## SUPPLIED INFORMATION
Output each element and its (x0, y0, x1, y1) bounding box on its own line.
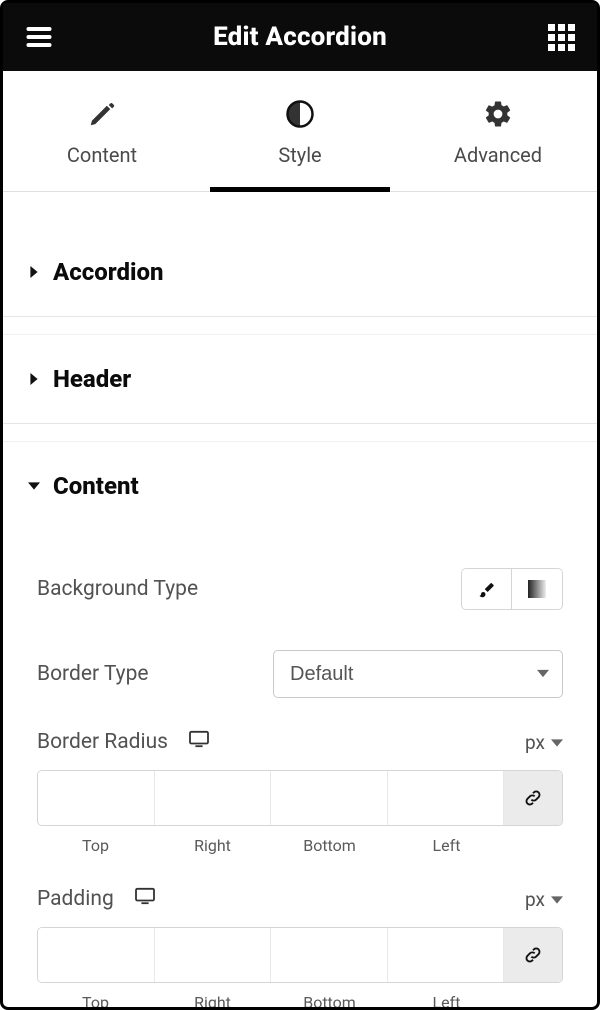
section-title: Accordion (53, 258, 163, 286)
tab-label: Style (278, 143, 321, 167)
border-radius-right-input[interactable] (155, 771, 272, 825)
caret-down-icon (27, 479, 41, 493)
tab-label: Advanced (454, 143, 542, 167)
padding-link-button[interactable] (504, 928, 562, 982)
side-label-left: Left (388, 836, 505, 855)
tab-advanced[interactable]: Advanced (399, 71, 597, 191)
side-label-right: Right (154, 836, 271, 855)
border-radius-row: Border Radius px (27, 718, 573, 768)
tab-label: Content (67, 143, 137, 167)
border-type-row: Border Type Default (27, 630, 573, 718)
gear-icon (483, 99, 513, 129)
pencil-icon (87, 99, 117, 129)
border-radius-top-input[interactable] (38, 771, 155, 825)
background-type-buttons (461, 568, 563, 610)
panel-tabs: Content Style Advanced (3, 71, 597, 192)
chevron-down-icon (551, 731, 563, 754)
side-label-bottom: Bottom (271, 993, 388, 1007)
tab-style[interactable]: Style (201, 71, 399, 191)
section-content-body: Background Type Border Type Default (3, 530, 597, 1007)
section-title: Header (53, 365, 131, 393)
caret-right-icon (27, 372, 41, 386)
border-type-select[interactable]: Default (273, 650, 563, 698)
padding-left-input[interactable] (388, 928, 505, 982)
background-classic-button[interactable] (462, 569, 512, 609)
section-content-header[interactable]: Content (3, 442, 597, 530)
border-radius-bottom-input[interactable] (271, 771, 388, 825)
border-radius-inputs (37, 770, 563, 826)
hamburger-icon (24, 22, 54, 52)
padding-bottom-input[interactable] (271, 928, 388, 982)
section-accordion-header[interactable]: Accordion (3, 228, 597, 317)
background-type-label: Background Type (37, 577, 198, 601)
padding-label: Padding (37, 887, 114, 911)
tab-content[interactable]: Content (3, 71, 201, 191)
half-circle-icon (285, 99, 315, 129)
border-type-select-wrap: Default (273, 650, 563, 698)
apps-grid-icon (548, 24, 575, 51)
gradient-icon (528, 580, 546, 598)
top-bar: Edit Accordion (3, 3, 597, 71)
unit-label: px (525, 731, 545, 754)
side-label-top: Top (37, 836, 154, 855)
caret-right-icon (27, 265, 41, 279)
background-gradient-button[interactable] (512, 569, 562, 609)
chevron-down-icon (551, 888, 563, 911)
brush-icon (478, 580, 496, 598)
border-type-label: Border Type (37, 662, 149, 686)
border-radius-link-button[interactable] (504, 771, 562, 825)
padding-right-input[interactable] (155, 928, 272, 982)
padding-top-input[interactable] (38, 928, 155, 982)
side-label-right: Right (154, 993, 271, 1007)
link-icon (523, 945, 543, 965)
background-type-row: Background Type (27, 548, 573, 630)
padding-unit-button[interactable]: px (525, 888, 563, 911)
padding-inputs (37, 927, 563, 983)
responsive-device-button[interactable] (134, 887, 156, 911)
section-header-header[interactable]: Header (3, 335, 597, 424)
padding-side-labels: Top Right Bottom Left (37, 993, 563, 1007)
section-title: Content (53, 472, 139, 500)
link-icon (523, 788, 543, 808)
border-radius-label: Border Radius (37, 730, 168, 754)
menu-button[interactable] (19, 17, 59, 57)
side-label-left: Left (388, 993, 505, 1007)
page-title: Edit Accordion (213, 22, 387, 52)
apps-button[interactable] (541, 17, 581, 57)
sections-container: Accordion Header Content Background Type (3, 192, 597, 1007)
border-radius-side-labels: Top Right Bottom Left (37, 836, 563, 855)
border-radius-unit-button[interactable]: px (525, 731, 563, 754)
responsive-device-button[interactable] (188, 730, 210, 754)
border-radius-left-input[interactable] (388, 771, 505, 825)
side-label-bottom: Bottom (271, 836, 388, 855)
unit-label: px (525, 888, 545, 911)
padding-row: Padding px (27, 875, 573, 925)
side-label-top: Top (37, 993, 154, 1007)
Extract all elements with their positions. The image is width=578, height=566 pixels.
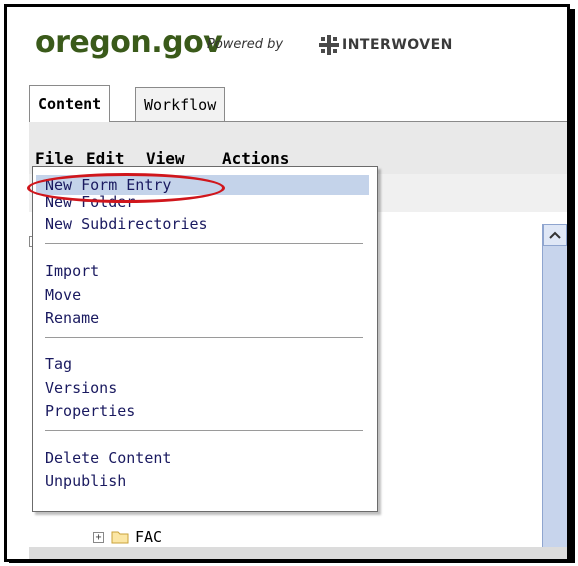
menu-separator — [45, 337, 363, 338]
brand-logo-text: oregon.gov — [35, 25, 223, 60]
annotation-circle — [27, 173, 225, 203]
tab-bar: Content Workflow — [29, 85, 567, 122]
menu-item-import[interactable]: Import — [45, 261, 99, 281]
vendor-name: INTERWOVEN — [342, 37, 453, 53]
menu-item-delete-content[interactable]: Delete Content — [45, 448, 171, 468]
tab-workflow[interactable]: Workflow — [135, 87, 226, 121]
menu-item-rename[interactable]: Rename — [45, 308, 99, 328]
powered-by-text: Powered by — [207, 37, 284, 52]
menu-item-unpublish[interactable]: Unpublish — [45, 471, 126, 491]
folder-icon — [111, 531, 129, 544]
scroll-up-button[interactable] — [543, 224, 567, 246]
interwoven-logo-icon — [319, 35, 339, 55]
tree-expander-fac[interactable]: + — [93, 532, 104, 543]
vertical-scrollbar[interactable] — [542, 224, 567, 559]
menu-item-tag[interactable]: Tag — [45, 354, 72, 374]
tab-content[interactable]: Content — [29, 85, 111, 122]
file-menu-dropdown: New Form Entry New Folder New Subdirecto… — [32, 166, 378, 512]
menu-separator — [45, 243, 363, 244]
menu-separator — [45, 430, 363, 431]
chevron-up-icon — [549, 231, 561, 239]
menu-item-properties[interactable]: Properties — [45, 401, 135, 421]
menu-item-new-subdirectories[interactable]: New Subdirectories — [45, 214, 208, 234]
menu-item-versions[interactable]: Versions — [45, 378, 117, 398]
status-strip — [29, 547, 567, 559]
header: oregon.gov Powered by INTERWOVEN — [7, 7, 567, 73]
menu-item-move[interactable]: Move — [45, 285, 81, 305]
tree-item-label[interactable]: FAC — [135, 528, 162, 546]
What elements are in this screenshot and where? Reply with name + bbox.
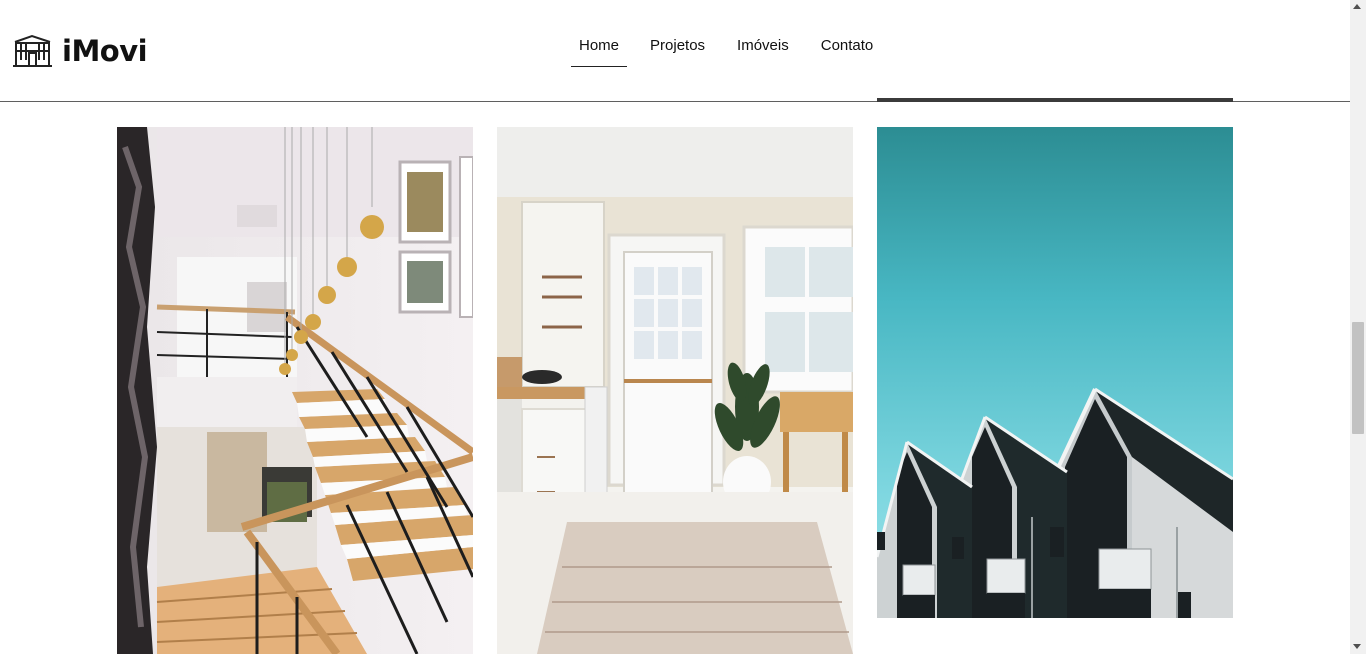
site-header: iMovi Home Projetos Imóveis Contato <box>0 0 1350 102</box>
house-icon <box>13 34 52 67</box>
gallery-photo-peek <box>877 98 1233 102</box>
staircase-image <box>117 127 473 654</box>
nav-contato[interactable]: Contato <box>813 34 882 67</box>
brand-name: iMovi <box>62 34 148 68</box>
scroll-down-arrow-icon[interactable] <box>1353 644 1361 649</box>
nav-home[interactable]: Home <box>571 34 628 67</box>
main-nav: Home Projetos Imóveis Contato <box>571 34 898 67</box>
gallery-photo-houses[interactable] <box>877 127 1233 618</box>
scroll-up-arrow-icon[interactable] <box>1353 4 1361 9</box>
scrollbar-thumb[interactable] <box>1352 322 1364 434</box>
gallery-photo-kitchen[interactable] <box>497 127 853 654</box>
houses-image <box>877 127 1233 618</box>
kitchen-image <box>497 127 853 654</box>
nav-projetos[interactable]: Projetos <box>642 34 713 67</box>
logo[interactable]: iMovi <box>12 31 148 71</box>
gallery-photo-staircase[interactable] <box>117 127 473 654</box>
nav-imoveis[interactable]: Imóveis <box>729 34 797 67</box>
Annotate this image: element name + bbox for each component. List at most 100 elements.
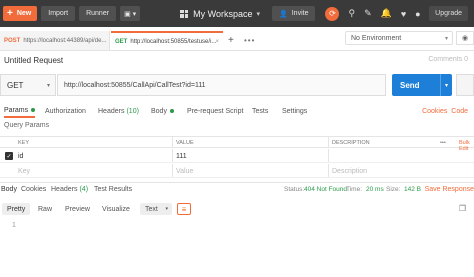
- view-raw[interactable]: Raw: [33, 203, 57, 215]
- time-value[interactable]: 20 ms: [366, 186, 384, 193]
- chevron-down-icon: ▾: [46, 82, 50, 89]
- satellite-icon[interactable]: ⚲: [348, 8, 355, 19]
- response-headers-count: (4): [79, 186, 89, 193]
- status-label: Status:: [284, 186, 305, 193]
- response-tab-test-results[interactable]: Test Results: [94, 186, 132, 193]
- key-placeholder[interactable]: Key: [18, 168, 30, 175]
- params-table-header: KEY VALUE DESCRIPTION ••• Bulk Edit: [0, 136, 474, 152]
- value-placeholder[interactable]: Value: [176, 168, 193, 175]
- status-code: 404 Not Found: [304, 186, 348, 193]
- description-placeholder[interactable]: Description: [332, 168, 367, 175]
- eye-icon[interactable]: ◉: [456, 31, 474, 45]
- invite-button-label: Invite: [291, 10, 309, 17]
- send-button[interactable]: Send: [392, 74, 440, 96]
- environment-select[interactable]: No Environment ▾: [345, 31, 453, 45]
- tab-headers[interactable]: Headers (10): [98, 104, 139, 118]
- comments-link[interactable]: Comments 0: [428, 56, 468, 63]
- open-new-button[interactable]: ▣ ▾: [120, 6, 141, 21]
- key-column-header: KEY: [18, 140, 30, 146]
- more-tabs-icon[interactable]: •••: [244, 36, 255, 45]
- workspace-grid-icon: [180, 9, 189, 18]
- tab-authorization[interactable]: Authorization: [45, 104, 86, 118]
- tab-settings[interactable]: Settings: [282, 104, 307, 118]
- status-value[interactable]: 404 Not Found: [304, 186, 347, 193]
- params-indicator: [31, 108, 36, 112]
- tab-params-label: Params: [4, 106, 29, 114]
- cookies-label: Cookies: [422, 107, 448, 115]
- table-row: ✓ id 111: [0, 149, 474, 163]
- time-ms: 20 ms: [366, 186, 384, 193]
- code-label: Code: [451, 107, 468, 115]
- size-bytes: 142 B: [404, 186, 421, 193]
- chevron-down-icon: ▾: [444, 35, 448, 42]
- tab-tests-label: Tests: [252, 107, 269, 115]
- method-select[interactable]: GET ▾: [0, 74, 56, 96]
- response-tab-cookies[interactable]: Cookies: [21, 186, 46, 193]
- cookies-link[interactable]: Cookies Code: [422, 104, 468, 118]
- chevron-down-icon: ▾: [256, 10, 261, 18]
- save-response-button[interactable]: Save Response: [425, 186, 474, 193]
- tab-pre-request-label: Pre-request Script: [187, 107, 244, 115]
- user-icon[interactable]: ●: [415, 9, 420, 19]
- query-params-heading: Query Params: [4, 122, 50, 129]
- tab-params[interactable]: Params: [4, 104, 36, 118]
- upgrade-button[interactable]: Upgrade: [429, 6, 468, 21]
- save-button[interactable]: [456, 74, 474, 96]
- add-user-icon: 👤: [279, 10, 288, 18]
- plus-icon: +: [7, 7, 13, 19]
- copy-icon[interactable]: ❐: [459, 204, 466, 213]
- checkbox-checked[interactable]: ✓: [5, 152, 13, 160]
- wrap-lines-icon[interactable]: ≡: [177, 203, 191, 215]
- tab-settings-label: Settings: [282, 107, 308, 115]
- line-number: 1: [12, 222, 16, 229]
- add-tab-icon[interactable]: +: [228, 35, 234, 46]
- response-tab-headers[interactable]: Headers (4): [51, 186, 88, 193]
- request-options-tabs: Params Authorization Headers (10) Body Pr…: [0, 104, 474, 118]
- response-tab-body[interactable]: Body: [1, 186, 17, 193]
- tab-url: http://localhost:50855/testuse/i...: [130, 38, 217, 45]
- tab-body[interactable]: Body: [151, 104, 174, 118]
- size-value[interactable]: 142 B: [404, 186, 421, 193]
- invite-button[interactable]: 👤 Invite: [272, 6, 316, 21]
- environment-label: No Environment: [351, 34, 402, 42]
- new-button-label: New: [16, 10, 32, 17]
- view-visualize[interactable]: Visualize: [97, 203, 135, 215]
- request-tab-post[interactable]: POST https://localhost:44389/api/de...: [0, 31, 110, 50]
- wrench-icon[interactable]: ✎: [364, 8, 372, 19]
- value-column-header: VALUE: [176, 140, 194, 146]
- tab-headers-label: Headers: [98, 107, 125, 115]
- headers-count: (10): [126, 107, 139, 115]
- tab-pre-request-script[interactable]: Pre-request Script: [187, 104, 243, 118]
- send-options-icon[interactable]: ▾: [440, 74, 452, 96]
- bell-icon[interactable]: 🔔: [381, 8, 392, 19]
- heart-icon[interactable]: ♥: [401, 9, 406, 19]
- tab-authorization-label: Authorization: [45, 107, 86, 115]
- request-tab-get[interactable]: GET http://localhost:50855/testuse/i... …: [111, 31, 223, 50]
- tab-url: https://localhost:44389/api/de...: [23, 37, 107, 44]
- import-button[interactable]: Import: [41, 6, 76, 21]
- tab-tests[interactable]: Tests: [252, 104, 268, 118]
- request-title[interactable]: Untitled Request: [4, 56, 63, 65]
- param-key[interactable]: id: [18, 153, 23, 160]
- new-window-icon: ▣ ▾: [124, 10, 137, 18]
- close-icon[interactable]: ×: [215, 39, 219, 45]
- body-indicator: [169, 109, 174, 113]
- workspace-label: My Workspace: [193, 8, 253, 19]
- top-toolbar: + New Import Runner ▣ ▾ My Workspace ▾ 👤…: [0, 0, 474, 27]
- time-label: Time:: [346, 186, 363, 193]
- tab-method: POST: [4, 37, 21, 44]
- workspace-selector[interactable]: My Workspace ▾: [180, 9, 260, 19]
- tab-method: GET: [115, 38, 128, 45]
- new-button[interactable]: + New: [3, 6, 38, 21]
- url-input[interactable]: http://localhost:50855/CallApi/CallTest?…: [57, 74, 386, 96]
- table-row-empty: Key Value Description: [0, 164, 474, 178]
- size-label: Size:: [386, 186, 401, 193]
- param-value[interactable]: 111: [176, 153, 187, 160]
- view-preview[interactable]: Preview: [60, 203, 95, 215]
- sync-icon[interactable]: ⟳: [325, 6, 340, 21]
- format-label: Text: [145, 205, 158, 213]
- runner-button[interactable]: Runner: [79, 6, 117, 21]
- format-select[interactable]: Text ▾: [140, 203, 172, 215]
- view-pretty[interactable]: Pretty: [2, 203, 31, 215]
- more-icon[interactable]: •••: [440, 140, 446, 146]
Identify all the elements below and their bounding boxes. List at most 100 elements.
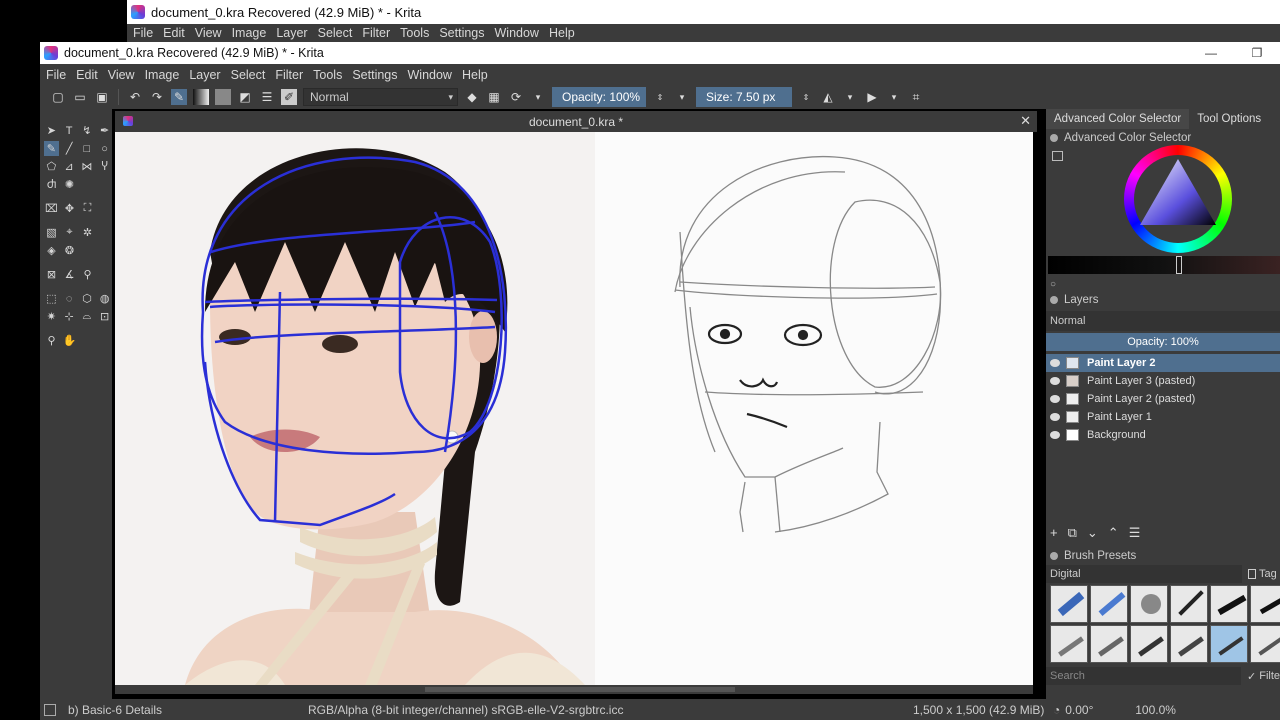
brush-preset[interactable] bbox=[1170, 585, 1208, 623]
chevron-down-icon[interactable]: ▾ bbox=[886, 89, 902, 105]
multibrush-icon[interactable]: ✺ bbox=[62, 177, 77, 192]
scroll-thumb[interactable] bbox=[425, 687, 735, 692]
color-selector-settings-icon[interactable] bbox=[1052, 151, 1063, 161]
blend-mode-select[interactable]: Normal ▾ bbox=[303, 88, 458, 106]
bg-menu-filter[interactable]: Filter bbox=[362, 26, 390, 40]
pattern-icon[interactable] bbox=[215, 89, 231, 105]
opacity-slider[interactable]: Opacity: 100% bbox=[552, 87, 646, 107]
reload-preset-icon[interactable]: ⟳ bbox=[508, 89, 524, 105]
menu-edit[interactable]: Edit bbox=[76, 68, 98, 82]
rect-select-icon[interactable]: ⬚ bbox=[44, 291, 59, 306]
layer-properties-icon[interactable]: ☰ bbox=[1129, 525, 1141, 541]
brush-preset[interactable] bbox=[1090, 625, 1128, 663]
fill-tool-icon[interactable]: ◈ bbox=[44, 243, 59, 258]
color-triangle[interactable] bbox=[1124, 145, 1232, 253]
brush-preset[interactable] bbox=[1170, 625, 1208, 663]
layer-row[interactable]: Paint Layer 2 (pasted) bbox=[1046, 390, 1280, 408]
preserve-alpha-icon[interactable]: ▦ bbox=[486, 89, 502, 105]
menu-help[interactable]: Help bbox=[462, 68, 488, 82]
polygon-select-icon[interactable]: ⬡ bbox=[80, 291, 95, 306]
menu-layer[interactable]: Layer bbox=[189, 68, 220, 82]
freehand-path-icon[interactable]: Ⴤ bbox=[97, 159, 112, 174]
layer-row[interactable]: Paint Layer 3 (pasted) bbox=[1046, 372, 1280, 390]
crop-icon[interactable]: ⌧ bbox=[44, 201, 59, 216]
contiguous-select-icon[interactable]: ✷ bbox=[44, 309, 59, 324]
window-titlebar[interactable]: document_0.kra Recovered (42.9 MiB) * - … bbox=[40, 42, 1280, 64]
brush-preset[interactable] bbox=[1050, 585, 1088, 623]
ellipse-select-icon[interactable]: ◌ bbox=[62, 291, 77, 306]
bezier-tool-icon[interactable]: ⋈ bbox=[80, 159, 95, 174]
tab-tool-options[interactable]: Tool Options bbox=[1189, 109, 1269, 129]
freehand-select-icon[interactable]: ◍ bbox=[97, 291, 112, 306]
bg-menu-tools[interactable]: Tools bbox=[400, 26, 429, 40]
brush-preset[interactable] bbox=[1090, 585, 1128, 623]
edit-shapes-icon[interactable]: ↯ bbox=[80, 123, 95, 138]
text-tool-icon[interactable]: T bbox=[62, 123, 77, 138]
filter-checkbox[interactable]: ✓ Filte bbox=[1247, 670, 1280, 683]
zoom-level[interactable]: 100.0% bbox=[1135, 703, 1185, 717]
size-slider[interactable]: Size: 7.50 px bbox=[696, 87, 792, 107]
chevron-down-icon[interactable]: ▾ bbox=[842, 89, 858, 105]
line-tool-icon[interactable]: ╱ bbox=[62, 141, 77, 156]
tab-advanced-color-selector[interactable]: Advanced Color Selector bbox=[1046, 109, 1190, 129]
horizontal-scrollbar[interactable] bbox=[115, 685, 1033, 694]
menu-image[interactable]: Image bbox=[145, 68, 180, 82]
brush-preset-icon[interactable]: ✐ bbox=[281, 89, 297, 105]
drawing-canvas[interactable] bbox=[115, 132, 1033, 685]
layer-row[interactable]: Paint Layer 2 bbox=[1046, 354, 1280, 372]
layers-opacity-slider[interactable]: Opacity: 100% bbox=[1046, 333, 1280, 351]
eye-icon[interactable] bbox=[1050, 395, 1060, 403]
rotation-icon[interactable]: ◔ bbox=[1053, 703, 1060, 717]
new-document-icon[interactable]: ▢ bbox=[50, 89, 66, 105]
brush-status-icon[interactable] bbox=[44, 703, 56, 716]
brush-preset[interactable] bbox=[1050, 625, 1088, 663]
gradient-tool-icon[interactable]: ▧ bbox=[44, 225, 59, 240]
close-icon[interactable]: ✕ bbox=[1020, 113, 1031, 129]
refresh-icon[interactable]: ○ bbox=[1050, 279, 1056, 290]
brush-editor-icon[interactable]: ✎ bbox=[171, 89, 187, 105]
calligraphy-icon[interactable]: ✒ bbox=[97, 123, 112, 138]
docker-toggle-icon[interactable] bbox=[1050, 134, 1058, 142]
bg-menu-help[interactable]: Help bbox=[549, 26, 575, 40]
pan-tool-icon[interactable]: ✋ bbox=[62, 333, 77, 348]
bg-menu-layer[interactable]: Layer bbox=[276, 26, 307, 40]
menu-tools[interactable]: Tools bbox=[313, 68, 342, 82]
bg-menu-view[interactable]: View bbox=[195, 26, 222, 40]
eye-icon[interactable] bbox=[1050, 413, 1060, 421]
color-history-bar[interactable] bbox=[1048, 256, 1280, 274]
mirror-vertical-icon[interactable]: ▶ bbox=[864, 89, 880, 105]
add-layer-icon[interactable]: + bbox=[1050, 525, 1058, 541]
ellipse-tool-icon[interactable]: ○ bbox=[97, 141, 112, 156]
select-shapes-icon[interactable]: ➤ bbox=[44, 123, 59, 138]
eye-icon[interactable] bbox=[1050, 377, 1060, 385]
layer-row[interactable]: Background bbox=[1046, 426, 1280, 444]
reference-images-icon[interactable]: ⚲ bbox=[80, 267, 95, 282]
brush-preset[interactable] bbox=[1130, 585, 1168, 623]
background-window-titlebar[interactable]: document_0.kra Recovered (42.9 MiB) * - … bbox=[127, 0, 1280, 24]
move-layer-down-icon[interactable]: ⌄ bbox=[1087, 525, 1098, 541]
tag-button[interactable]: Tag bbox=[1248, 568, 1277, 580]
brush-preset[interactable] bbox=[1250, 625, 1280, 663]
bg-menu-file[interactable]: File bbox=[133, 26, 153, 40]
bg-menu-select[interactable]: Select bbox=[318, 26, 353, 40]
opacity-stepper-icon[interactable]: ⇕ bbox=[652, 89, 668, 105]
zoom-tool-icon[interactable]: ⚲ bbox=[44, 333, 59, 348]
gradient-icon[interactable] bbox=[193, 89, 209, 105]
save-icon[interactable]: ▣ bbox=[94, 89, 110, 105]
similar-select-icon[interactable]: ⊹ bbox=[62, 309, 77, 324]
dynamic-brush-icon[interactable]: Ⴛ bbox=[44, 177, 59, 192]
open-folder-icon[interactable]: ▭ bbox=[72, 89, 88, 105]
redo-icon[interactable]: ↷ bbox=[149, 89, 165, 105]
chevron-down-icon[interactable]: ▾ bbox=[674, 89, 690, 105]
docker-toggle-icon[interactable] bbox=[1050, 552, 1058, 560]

## SET EXERCISE
Pick out every line in the rows above that contains the string "arrow", and copy each one in full.

## OUTPUT OF THE TASK
scroll-down-arrow-icon[interactable] <box>1353 644 1361 649</box>
scroll-up-arrow-icon[interactable] <box>1353 4 1361 9</box>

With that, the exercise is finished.